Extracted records
>> begin

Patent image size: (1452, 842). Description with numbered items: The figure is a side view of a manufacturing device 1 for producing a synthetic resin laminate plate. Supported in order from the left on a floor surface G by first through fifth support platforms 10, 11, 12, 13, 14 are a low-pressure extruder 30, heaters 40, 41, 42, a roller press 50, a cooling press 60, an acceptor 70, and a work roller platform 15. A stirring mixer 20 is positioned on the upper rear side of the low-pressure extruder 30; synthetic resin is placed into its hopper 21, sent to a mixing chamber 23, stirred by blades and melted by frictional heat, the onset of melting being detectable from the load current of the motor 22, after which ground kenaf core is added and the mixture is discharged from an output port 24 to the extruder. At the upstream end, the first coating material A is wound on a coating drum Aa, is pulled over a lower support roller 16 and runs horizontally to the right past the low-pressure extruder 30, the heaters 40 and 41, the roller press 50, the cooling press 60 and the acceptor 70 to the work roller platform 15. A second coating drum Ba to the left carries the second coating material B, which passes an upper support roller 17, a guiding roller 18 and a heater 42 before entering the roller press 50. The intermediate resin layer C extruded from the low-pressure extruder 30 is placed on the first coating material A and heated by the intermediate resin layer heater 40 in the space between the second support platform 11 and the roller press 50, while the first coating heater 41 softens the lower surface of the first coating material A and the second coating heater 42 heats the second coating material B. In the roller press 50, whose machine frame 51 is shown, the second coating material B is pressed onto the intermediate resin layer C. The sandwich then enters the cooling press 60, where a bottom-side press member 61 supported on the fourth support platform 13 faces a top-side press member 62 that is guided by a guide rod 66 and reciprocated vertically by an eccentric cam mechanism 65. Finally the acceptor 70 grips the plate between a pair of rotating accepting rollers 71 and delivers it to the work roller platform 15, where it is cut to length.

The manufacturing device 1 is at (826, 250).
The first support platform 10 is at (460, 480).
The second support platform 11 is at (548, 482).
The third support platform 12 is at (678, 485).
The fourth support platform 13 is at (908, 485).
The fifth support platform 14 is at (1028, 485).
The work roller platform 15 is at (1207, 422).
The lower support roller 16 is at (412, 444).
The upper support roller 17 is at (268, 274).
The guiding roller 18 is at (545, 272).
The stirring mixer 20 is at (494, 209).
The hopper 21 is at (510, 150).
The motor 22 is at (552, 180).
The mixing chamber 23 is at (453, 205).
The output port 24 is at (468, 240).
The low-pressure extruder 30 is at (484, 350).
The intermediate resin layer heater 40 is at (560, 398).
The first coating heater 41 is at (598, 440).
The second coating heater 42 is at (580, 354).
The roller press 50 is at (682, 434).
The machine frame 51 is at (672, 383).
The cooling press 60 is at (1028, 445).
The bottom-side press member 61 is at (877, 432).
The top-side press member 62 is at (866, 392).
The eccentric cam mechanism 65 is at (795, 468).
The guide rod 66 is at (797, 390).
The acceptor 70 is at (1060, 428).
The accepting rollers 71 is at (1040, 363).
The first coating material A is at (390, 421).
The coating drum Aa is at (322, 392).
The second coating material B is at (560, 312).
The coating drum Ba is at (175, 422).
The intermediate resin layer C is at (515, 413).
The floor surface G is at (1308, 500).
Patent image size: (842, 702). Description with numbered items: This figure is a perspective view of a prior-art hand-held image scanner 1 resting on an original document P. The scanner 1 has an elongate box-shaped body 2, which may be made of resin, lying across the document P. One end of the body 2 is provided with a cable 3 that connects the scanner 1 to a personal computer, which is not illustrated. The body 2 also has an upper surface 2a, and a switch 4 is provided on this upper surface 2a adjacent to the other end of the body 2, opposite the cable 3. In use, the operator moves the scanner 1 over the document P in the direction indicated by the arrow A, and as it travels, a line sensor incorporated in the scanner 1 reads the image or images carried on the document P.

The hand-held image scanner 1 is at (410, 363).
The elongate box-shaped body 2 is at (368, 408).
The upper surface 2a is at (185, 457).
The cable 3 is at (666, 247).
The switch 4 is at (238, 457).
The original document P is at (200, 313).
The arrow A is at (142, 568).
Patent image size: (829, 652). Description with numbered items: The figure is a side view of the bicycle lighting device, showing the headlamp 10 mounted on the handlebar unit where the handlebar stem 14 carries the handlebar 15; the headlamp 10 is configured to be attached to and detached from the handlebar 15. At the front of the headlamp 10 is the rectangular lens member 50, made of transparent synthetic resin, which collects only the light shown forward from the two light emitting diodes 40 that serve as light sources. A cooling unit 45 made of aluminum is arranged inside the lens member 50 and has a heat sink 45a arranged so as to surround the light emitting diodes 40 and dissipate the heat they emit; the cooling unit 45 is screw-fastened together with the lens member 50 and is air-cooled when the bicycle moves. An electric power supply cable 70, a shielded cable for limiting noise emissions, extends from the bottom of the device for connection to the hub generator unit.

>> end

### Exercise goal
Reproduce every line of the records above word for word, changing nothing.

### Task output
Patent image size: (1452, 842). Description with numbered items: The figure is a side view of a manufacturing device 1 for producing a synthetic resin laminate plate. Supported in order from the left on a floor surface G by first through fifth support platforms 10, 11, 12, 13, 14 are a low-pressure extruder 30, heaters 40, 41, 42, a roller press 50, a cooling press 60, an acceptor 70, and a work roller platform 15. A stirring mixer 20 is positioned on the upper rear side of the low-pressure extruder 30; synthetic resin is placed into its hopper 21, sent to a mixing chamber 23, stirred by blades and melted by frictional heat, the onset of melting being detectable from the load current of the motor 22, after which ground kenaf core is added and the mixture is discharged from an output port 24 to the extruder. At the upstream end, the first coating material A is wound on a coating drum Aa, is pulled over a lower support roller 16 and runs horizontally to the right past the low-pressure extruder 30, the heaters 40 and 41, the roller press 50, the cooling press 60 and the acceptor 70 to the work roller platform 15. A second coating drum Ba to the left carries the second coating material B, which passes an upper support roller 17, a guiding roller 18 and a heater 42 before entering the roller press 50. The intermediate resin layer C extruded from the low-pressure extruder 30 is placed on the first coating material A and heated by the intermediate resin layer heater 40 in the space between the second support platform 11 and the roller press 50, while the first coating heater 41 softens the lower surface of the first coating material A and the second coating heater 42 heats the second coating material B. In the roller press 50, whose machine frame 51 is shown, the second coating material B is pressed onto the intermediate resin layer C. The sandwich then enters the cooling press 60, where a bottom-side press member 61 supported on the fourth support platform 13 faces a top-side press member 62 that is guided by a guide rod 66 and reciprocated vertically by an eccentric cam mechanism 65. Finally the acceptor 70 grips the plate between a pair of rotating accepting rollers 71 and delivers it to the work roller platform 15, where it is cut to length.

The manufacturing device 1 is at (826, 250).
The first support platform 10 is at (460, 480).
The second support platform 11 is at (548, 482).
The third support platform 12 is at (678, 485).
The fourth support platform 13 is at (908, 485).
The fifth support platform 14 is at (1028, 485).
The work roller platform 15 is at (1207, 422).
The lower support roller 16 is at (412, 444).
The upper support roller 17 is at (268, 274).
The guiding roller 18 is at (545, 272).
The stirring mixer 20 is at (494, 209).
The hopper 21 is at (510, 150).
The motor 22 is at (552, 180).
The mixing chamber 23 is at (453, 205).
The output port 24 is at (468, 240).
The low-pressure extruder 30 is at (484, 350).
The intermediate resin layer heater 40 is at (560, 398).
The first coating heater 41 is at (598, 440).
The second coating heater 42 is at (580, 354).
The roller press 50 is at (682, 434).
The machine frame 51 is at (672, 383).
The cooling press 60 is at (1028, 445).
The bottom-side press member 61 is at (877, 432).
The top-side press member 62 is at (866, 392).
The eccentric cam mechanism 65 is at (795, 468).
The guide rod 66 is at (797, 390).
The acceptor 70 is at (1060, 428).
The accepting rollers 71 is at (1040, 363).
The first coating material A is at (390, 421).
The coating drum Aa is at (322, 392).
The second coating material B is at (560, 312).
The coating drum Ba is at (175, 422).
The intermediate resin layer C is at (515, 413).
The floor surface G is at (1308, 500).
Patent image size: (842, 702). Description with numbered items: This figure is a perspective view of a prior-art hand-held image scanner 1 resting on an original document P. The scanner 1 has an elongate box-shaped body 2, which may be made of resin, lying across the document P. One end of the body 2 is provided with a cable 3 that connects the scanner 1 to a personal computer, which is not illustrated. The body 2 also has an upper surface 2a, and a switch 4 is provided on this upper surface 2a adjacent to the other end of the body 2, opposite the cable 3. In use, the operator moves the scanner 1 over the document P in the direction indicated by the arrow A, and as it travels, a line sensor incorporated in the scanner 1 reads the image or images carried on the document P.

The hand-held image scanner 1 is at (410, 363).
The elongate box-shaped body 2 is at (368, 408).
The upper surface 2a is at (185, 457).
The cable 3 is at (666, 247).
The switch 4 is at (238, 457).
The original document P is at (200, 313).
The arrow A is at (142, 568).
Patent image size: (829, 652). Description with numbered items: The figure is a side view of the bicycle lighting device, showing the headlamp 10 mounted on the handlebar unit where the handlebar stem 14 carries the handlebar 15; the headlamp 10 is configured to be attached to and detached from the handlebar 15. At the front of the headlamp 10 is the rectangular lens member 50, made of transparent synthetic resin, which collects only the light shown forward from the two light emitting diodes 40 that serve as light sources. A cooling unit 45 made of aluminum is arranged inside the lens member 50 and has a heat sink 45a arranged so as to surround the light emitting diodes 40 and dissipate the heat they emit; the cooling unit 45 is screw-fastened together with the lens member 50 and is air-cooled when the bicycle moves. An electric power supply cable 70, a shielded cable for limiting noise emissions, extends from the bottom of the device for connection to the hub generator unit.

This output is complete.